# [WHAT YOU SHOULD DO]
All of the data should be output character for character, except the pictures.

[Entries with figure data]
───

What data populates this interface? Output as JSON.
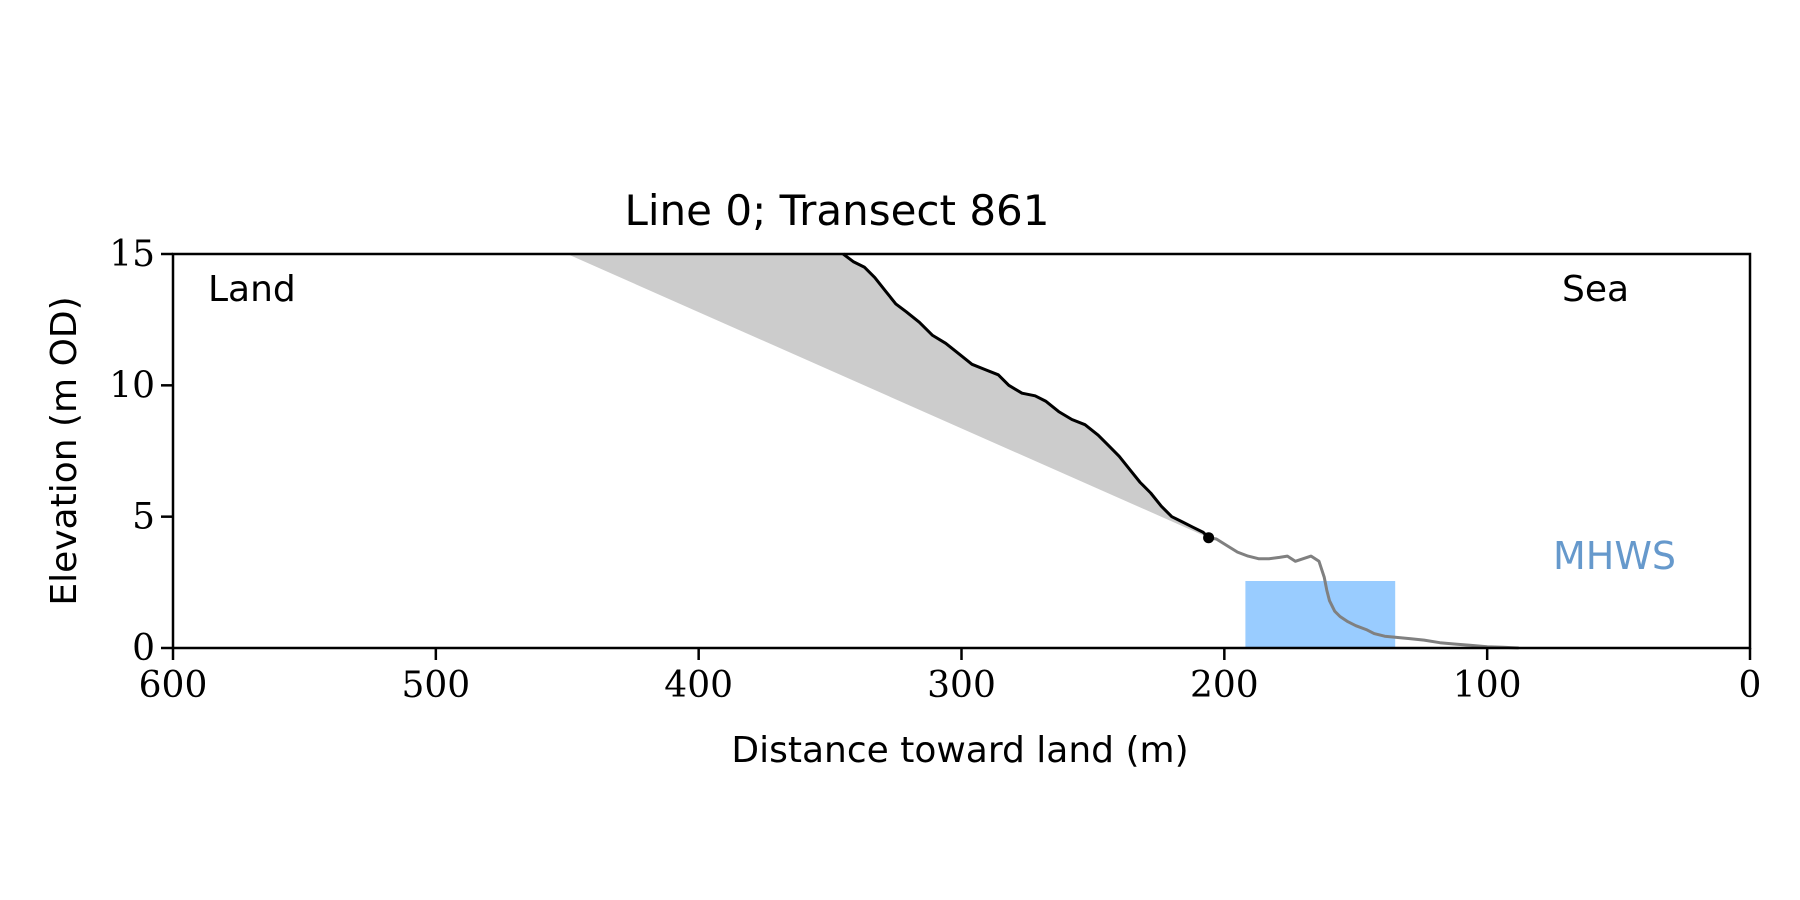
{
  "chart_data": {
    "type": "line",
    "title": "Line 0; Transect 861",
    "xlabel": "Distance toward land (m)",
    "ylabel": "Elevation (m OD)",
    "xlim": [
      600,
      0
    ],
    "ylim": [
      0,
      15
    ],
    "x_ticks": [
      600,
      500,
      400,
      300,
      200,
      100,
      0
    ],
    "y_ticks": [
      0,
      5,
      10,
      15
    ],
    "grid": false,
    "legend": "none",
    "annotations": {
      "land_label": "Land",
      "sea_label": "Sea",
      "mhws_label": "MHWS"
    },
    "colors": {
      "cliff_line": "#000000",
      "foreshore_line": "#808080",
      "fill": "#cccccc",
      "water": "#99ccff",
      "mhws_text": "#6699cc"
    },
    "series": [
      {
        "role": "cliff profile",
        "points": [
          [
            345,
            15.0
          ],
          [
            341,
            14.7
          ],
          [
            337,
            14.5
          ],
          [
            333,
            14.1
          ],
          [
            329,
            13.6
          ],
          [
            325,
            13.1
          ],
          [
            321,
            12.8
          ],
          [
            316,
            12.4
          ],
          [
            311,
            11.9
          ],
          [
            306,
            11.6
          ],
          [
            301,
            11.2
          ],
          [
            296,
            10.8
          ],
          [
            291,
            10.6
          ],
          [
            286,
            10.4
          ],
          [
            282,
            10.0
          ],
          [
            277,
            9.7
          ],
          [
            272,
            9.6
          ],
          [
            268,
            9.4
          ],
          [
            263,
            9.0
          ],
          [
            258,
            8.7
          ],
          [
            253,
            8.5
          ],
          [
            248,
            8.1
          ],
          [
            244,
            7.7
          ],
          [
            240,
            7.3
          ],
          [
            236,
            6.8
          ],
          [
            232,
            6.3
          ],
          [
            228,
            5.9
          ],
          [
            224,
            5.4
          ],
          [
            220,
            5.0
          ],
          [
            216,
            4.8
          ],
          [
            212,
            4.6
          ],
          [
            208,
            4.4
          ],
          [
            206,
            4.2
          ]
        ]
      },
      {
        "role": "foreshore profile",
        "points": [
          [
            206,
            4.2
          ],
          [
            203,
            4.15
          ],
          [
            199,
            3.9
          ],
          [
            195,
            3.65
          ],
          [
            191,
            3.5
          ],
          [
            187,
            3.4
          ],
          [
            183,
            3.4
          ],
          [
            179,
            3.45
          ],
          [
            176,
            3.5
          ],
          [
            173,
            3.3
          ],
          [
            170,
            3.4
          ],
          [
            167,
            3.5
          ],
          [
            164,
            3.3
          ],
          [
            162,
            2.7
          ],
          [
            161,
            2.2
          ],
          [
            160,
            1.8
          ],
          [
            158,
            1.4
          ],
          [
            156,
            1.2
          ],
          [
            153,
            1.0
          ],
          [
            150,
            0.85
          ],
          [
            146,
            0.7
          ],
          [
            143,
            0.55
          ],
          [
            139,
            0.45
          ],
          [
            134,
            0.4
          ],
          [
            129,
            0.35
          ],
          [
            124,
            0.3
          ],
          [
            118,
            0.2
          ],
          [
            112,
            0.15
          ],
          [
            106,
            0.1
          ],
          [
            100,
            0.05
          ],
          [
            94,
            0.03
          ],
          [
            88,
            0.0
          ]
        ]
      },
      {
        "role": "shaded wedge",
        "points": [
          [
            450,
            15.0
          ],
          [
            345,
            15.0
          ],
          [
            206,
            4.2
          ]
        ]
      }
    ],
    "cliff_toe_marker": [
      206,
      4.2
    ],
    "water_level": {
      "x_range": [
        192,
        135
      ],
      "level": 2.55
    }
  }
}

───

# [EXERCISE SOLUTION]
What data populates this interface? Output as JSON.
{
  "chart_data": {
    "type": "line",
    "title": "Line 0; Transect 861",
    "xlabel": "Distance toward land (m)",
    "ylabel": "Elevation (m OD)",
    "xlim": [
      600,
      0
    ],
    "ylim": [
      0,
      15
    ],
    "x_ticks": [
      600,
      500,
      400,
      300,
      200,
      100,
      0
    ],
    "y_ticks": [
      0,
      5,
      10,
      15
    ],
    "grid": false,
    "legend": "none",
    "annotations": {
      "land_label": "Land",
      "sea_label": "Sea",
      "mhws_label": "MHWS"
    },
    "colors": {
      "cliff_line": "#000000",
      "foreshore_line": "#808080",
      "fill": "#cccccc",
      "water": "#99ccff",
      "mhws_text": "#6699cc"
    },
    "series": [
      {
        "role": "cliff profile",
        "points": [
          [
            345,
            15.0
          ],
          [
            341,
            14.7
          ],
          [
            337,
            14.5
          ],
          [
            333,
            14.1
          ],
          [
            329,
            13.6
          ],
          [
            325,
            13.1
          ],
          [
            321,
            12.8
          ],
          [
            316,
            12.4
          ],
          [
            311,
            11.9
          ],
          [
            306,
            11.6
          ],
          [
            301,
            11.2
          ],
          [
            296,
            10.8
          ],
          [
            291,
            10.6
          ],
          [
            286,
            10.4
          ],
          [
            282,
            10.0
          ],
          [
            277,
            9.7
          ],
          [
            272,
            9.6
          ],
          [
            268,
            9.4
          ],
          [
            263,
            9.0
          ],
          [
            258,
            8.7
          ],
          [
            253,
            8.5
          ],
          [
            248,
            8.1
          ],
          [
            244,
            7.7
          ],
          [
            240,
            7.3
          ],
          [
            236,
            6.8
          ],
          [
            232,
            6.3
          ],
          [
            228,
            5.9
          ],
          [
            224,
            5.4
          ],
          [
            220,
            5.0
          ],
          [
            216,
            4.8
          ],
          [
            212,
            4.6
          ],
          [
            208,
            4.4
          ],
          [
            206,
            4.2
          ]
        ]
      },
      {
        "role": "foreshore profile",
        "points": [
          [
            206,
            4.2
          ],
          [
            203,
            4.15
          ],
          [
            199,
            3.9
          ],
          [
            195,
            3.65
          ],
          [
            191,
            3.5
          ],
          [
            187,
            3.4
          ],
          [
            183,
            3.4
          ],
          [
            179,
            3.45
          ],
          [
            176,
            3.5
          ],
          [
            173,
            3.3
          ],
          [
            170,
            3.4
          ],
          [
            167,
            3.5
          ],
          [
            164,
            3.3
          ],
          [
            162,
            2.7
          ],
          [
            161,
            2.2
          ],
          [
            160,
            1.8
          ],
          [
            158,
            1.4
          ],
          [
            156,
            1.2
          ],
          [
            153,
            1.0
          ],
          [
            150,
            0.85
          ],
          [
            146,
            0.7
          ],
          [
            143,
            0.55
          ],
          [
            139,
            0.45
          ],
          [
            134,
            0.4
          ],
          [
            129,
            0.35
          ],
          [
            124,
            0.3
          ],
          [
            118,
            0.2
          ],
          [
            112,
            0.15
          ],
          [
            106,
            0.1
          ],
          [
            100,
            0.05
          ],
          [
            94,
            0.03
          ],
          [
            88,
            0.0
          ]
        ]
      },
      {
        "role": "shaded wedge",
        "points": [
          [
            450,
            15.0
          ],
          [
            345,
            15.0
          ],
          [
            206,
            4.2
          ]
        ]
      }
    ],
    "cliff_toe_marker": [
      206,
      4.2
    ],
    "water_level": {
      "x_range": [
        192,
        135
      ],
      "level": 2.55
    }
  }
}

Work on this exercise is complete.